**What to work on:**
Take each line that has the word "logo" and return it.

Start of Dataset rows

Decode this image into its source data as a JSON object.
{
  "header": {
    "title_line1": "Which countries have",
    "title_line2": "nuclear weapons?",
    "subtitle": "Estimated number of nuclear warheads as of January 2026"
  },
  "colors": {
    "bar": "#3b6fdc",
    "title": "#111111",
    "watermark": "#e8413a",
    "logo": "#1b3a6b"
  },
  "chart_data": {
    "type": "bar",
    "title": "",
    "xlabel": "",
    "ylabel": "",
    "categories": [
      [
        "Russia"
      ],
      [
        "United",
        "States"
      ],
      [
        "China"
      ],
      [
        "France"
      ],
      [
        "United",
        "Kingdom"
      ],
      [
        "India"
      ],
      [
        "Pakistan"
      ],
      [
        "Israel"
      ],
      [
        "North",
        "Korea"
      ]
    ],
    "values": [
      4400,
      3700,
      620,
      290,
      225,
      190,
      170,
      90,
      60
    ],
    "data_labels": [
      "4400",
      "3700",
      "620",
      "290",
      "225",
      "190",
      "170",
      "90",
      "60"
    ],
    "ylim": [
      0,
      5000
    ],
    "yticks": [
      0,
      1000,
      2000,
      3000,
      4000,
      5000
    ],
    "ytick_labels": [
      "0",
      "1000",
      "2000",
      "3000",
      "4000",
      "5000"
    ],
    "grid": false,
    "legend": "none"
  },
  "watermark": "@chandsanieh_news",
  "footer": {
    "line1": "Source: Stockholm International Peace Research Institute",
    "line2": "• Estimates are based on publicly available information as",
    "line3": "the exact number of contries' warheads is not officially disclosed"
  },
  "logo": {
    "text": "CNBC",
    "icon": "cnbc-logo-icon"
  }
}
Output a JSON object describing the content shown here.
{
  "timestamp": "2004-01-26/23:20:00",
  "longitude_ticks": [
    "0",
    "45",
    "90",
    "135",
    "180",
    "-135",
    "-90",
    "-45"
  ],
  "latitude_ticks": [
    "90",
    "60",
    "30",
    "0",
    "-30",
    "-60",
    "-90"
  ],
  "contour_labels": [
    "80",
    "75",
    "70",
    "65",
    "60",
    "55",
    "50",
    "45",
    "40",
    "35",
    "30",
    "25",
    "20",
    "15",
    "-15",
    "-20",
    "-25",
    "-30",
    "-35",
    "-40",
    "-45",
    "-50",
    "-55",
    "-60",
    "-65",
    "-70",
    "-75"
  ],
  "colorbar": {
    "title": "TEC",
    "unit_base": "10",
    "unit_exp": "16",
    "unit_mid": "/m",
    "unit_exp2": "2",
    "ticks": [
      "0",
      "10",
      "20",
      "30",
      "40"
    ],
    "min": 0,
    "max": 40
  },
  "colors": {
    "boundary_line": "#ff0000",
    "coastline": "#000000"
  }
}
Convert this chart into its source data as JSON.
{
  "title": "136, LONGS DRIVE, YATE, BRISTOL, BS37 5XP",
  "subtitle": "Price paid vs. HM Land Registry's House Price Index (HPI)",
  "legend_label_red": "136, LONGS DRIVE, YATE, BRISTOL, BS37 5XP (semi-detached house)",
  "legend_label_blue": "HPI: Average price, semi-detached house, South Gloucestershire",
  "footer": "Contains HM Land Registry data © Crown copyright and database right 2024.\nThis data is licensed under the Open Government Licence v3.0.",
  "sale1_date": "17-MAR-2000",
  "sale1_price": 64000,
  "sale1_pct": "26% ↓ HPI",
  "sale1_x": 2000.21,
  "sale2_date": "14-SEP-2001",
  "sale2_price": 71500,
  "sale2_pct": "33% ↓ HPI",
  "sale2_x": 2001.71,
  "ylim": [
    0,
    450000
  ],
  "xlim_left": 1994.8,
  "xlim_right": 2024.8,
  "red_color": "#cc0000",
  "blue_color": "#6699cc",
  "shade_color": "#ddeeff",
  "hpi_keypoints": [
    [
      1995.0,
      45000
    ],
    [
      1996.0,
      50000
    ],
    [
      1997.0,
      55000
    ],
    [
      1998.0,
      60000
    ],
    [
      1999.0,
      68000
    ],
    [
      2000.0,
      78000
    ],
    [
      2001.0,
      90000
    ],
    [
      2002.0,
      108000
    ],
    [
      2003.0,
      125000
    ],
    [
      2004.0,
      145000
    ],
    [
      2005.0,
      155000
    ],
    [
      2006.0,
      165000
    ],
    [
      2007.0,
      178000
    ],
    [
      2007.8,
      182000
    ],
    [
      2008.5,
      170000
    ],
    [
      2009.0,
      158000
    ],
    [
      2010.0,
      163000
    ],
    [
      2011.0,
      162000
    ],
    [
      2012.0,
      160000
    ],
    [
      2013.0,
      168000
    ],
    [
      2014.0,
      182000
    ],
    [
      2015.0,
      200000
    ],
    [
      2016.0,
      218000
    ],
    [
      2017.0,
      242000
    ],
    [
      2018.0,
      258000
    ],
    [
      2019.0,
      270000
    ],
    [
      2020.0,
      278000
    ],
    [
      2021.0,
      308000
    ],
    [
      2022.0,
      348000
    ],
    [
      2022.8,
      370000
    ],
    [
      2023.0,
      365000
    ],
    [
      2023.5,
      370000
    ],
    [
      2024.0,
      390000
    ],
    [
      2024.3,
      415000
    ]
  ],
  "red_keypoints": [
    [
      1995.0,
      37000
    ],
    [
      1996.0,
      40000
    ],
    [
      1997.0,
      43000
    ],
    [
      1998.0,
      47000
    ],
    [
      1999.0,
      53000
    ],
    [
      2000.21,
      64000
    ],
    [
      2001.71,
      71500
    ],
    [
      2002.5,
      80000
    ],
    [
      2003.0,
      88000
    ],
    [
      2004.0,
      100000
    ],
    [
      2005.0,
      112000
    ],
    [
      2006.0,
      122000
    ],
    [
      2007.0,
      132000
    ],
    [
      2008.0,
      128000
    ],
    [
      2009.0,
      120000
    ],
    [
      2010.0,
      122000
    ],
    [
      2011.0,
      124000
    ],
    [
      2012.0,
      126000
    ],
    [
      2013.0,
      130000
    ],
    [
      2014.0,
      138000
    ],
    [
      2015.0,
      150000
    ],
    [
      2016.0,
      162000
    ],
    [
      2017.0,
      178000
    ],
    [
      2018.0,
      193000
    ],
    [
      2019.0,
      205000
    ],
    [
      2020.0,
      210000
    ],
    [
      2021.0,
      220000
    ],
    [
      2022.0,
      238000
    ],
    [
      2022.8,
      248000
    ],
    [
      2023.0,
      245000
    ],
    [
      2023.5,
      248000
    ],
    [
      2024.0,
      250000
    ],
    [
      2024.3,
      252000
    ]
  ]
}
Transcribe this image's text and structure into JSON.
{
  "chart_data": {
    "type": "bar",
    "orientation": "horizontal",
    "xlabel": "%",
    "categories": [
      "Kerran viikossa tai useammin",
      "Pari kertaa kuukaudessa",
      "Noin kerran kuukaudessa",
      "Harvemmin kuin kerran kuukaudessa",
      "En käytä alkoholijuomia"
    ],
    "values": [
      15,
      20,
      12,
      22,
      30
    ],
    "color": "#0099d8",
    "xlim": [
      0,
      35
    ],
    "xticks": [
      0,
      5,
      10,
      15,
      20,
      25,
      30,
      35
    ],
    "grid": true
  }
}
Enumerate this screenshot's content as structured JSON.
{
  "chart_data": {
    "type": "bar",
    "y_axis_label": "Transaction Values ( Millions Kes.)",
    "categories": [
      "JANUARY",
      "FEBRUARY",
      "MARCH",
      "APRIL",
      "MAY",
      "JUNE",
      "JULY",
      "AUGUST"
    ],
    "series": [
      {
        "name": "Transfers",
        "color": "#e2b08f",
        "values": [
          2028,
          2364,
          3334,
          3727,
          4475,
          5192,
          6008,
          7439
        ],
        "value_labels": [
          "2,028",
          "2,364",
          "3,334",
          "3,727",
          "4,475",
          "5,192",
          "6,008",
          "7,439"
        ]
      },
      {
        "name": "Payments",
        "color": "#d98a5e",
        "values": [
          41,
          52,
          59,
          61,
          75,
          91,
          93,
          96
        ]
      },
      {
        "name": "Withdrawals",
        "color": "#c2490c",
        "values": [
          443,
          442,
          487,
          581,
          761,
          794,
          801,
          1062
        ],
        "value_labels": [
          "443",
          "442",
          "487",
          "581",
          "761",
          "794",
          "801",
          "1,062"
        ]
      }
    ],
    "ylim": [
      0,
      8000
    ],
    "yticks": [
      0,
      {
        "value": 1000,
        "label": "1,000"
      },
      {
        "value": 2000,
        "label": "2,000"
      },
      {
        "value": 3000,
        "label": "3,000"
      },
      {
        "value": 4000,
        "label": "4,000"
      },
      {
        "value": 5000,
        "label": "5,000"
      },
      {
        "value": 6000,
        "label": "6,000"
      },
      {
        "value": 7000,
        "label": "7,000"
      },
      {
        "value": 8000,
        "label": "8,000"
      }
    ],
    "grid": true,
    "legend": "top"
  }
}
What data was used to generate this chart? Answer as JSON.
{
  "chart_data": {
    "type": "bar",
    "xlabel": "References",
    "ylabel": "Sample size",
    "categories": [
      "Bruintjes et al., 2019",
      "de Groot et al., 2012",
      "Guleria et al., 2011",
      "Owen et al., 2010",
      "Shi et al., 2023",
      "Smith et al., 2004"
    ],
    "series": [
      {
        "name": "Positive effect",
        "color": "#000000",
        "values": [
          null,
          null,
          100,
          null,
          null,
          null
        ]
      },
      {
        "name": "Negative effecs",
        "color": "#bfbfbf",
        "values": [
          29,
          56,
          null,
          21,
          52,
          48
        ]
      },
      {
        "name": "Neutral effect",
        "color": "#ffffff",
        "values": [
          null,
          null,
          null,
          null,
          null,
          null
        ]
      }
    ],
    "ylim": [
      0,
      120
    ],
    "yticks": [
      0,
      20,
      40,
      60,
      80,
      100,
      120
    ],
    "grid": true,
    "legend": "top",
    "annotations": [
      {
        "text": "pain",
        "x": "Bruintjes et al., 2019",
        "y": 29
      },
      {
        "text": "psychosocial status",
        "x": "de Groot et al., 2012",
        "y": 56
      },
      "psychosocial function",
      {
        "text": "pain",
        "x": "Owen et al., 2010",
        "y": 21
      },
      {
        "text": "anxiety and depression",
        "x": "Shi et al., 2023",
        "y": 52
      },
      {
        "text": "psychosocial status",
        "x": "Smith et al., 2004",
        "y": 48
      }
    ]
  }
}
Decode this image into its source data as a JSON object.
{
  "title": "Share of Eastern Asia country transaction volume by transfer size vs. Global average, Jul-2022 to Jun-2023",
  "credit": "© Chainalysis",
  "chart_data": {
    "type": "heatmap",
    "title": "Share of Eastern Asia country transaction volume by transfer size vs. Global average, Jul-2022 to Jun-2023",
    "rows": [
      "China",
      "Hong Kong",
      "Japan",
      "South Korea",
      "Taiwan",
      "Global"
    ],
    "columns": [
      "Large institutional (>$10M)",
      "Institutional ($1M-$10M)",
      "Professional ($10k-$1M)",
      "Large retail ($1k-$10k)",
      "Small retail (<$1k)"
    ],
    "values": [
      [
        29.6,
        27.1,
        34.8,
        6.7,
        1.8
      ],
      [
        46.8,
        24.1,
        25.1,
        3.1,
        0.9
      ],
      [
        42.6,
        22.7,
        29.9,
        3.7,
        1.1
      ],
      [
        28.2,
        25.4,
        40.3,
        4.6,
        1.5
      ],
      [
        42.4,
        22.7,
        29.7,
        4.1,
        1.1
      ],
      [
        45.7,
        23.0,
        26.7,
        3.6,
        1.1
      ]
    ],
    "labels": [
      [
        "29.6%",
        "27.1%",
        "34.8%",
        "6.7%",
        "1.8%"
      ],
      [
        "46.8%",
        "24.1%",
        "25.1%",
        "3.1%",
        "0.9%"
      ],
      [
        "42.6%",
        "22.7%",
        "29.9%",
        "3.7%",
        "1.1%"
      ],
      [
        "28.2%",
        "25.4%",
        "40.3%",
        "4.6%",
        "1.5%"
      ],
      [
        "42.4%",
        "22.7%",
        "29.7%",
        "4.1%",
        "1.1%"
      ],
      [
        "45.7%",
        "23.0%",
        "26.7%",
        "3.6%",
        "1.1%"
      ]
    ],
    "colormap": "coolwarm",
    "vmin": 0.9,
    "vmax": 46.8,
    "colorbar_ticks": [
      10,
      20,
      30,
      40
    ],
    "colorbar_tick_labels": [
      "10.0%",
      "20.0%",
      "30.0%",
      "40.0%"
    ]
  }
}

End of Dataset rows

**Task result:**
    "logo": "#1b3a6b"
  "logo": {
    "icon": "cnbc-logo-icon"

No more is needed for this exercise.